SUPPLIED RECORDS |

§ §

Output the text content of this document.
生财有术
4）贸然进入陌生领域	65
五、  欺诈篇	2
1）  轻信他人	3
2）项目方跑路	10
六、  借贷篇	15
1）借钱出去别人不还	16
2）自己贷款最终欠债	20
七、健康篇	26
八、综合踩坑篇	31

§ §

TASK DIRECTIONS | From the first line to the last, retype the data exactly.

THE OUTPUT |
Output the text content of this document.
生财有术
4）贸然进入陌生领域	65
五、  欺诈篇	2
1）  轻信他人	3
2）项目方跑路	10
六、  借贷篇	15
1）借钱出去别人不还	16
2）自己贷款最终欠债	20
七、健康篇	26
八、综合踩坑篇	31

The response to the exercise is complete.